Problem statement:
Exactly as given, repeat all of the entries.

** Start Items **

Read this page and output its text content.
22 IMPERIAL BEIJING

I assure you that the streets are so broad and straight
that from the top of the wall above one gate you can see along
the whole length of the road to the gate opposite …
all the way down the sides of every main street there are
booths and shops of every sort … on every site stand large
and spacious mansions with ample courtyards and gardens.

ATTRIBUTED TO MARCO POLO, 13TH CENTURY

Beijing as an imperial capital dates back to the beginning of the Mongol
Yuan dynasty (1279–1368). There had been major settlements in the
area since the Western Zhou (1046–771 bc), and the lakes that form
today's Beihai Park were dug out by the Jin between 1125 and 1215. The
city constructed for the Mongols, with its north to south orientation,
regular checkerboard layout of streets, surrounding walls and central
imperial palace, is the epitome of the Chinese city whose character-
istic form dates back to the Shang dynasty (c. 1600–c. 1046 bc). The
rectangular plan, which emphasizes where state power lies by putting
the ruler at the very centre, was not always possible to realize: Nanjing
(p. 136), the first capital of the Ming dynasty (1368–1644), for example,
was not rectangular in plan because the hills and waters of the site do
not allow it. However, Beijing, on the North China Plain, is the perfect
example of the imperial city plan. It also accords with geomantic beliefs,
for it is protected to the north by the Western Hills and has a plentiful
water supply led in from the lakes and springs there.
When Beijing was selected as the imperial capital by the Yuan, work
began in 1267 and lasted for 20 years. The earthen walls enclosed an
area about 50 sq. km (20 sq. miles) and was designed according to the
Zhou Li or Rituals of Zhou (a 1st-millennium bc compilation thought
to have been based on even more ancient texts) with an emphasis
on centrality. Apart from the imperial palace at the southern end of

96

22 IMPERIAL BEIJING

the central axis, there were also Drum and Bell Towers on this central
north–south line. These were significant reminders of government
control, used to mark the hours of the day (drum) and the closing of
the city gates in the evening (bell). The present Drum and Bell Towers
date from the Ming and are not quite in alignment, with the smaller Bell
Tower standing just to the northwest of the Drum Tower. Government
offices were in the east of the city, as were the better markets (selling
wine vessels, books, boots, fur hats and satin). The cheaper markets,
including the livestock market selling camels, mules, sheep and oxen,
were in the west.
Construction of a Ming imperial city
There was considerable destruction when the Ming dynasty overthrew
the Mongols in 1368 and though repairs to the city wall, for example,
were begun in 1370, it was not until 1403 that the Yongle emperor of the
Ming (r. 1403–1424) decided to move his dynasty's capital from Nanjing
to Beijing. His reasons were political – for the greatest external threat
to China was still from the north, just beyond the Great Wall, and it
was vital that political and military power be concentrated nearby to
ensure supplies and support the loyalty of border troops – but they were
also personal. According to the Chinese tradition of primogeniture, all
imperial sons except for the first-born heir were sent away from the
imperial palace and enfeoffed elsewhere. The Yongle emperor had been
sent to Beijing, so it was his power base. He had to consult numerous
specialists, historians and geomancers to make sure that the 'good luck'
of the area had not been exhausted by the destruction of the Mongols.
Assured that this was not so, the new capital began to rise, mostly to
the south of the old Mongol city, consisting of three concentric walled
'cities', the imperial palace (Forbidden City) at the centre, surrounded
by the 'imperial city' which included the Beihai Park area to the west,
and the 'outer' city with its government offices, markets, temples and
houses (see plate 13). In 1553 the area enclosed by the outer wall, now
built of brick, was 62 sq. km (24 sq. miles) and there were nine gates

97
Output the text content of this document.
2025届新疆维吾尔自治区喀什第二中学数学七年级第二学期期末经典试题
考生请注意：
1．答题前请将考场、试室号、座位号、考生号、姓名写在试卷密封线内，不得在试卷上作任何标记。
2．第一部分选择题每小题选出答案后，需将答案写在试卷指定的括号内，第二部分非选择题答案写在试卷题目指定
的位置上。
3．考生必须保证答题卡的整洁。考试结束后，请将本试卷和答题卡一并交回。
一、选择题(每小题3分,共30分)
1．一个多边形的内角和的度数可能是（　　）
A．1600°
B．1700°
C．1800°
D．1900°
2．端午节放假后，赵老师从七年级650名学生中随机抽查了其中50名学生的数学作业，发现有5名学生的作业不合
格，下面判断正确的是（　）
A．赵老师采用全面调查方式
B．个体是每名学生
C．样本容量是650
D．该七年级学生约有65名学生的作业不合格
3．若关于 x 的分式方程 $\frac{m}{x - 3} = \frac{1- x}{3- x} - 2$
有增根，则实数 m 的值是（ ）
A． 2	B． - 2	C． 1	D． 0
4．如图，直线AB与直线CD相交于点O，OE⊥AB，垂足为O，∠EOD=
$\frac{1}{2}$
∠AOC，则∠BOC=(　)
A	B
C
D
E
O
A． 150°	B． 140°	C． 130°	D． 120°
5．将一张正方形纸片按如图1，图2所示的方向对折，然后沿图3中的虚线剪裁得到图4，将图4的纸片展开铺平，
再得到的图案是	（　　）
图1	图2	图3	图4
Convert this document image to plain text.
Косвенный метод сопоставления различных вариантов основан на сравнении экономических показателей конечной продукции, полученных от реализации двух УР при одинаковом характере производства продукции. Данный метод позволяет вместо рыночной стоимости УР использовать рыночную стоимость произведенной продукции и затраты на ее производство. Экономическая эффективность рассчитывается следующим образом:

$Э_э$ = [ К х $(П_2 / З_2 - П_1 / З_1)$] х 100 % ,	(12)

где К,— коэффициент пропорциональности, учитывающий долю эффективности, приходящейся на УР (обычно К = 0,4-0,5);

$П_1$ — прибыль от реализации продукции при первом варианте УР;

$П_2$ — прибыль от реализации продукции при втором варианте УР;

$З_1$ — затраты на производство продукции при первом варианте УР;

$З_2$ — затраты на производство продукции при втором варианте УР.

** End Items **

Task result:
Read this page and output its text content.
22 IMPERIAL BEIJING

I assure you that the streets are so broad and straight
that from the top of the wall above one gate you can see along
the whole length of the road to the gate opposite …
all the way down the sides of every main street there are
booths and shops of every sort … on every site stand large
and spacious mansions with ample courtyards and gardens.

ATTRIBUTED TO MARCO POLO, 13TH CENTURY

Beijing as an imperial capital dates back to the beginning of the Mongol
Yuan dynasty (1279–1368). There had been major settlements in the
area since the Western Zhou (1046–771 bc), and the lakes that form
today's Beihai Park were dug out by the Jin between 1125 and 1215. The
city constructed for the Mongols, with its north to south orientation,
regular checkerboard layout of streets, surrounding walls and central
imperial palace, is the epitome of the Chinese city whose character-
istic form dates back to the Shang dynasty (c. 1600–c. 1046 bc). The
rectangular plan, which emphasizes where state power lies by putting
the ruler at the very centre, was not always possible to realize: Nanjing
(p. 136), the first capital of the Ming dynasty (1368–1644), for example,
was not rectangular in plan because the hills and waters of the site do
not allow it. However, Beijing, on the North China Plain, is the perfect
example of the imperial city plan. It also accords with geomantic beliefs,
for it is protected to the north by the Western Hills and has a plentiful
water supply led in from the lakes and springs there.
When Beijing was selected as the imperial capital by the Yuan, work
began in 1267 and lasted for 20 years. The earthen walls enclosed an
area about 50 sq. km (20 sq. miles) and was designed according to the
Zhou Li or Rituals of Zhou (a 1st-millennium bc compilation thought
to have been based on even more ancient texts) with an emphasis
on centrality. Apart from the imperial palace at the southern end of

96

22 IMPERIAL BEIJING

the central axis, there were also Drum and Bell Towers on this central
north–south line. These were significant reminders of government
control, used to mark the hours of the day (drum) and the closing of
the city gates in the evening (bell). The present Drum and Bell Towers
date from the Ming and are not quite in alignment, with the smaller Bell
Tower standing just to the northwest of the Drum Tower. Government
offices were in the east of the city, as were the better markets (selling
wine vessels, books, boots, fur hats and satin). The cheaper markets,
including the livestock market selling camels, mules, sheep and oxen,
were in the west.
Construction of a Ming imperial city
There was considerable destruction when the Ming dynasty overthrew
the Mongols in 1368 and though repairs to the city wall, for example,
were begun in 1370, it was not until 1403 that the Yongle emperor of the
Ming (r. 1403–1424) decided to move his dynasty's capital from Nanjing
to Beijing. His reasons were political – for the greatest external threat
to China was still from the north, just beyond the Great Wall, and it
was vital that political and military power be concentrated nearby to
ensure supplies and support the loyalty of border troops – but they were
also personal. According to the Chinese tradition of primogeniture, all
imperial sons except for the first-born heir were sent away from the
imperial palace and enfeoffed elsewhere. The Yongle emperor had been
sent to Beijing, so it was his power base. He had to consult numerous
specialists, historians and geomancers to make sure that the 'good luck'
of the area had not been exhausted by the destruction of the Mongols.
Assured that this was not so, the new capital began to rise, mostly to
the south of the old Mongol city, consisting of three concentric walled
'cities', the imperial palace (Forbidden City) at the centre, surrounded
by the 'imperial city' which included the Beihai Park area to the west,
and the 'outer' city with its government offices, markets, temples and
houses (see plate 13). In 1553 the area enclosed by the outer wall, now
built of brick, was 62 sq. km (24 sq. miles) and there were nine gates

97
Output the text content of this document.
2025届新疆维吾尔自治区喀什第二中学数学七年级第二学期期末经典试题
考生请注意：
1．答题前请将考场、试室号、座位号、考生号、姓名写在试卷密封线内，不得在试卷上作任何标记。
2．第一部分选择题每小题选出答案后，需将答案写在试卷指定的括号内，第二部分非选择题答案写在试卷题目指定
的位置上。
3．考生必须保证答题卡的整洁。考试结束后，请将本试卷和答题卡一并交回。
一、选择题(每小题3分,共30分)
1．一个多边形的内角和的度数可能是（　　）
A．1600°
B．1700°
C．1800°
D．1900°
2．端午节放假后，赵老师从七年级650名学生中随机抽查了其中50名学生的数学作业，发现有5名学生的作业不合
格，下面判断正确的是（　）
A．赵老师采用全面调查方式
B．个体是每名学生
C．样本容量是650
D．该七年级学生约有65名学生的作业不合格
3．若关于 x 的分式方程 $\frac{m}{x - 3} = \frac{1- x}{3- x} - 2$
有增根，则实数 m 的值是（ ）
A． 2	B． - 2	C． 1	D． 0
4．如图，直线AB与直线CD相交于点O，OE⊥AB，垂足为O，∠EOD=
$\frac{1}{2}$
∠AOC，则∠BOC=(　)
A	B
C
D
E
O
A． 150°	B． 140°	C． 130°	D． 120°
5．将一张正方形纸片按如图1，图2所示的方向对折，然后沿图3中的虚线剪裁得到图4，将图4的纸片展开铺平，
再得到的图案是	（　　）
图1	图2	图3	图4
Convert this document image to plain text.
Косвенный метод сопоставления различных вариантов основан на сравнении экономических показателей конечной продукции, полученных от реализации двух УР при одинаковом характере производства продукции. Данный метод позволяет вместо рыночной стоимости УР использовать рыночную стоимость произведенной продукции и затраты на ее производство. Экономическая эффективность рассчитывается следующим образом:

$Э_э$ = [ К х $(П_2 / З_2 - П_1 / З_1)$] х 100 % ,	(12)

где К,— коэффициент пропорциональности, учитывающий долю эффективности, приходящейся на УР (обычно К = 0,4-0,5);

$П_1$ — прибыль от реализации продукции при первом варианте УР;

$П_2$ — прибыль от реализации продукции при втором варианте УР;

$З_1$ — затраты на производство продукции при первом варианте УР;

$З_2$ — затраты на производство продукции при втором варианте УР.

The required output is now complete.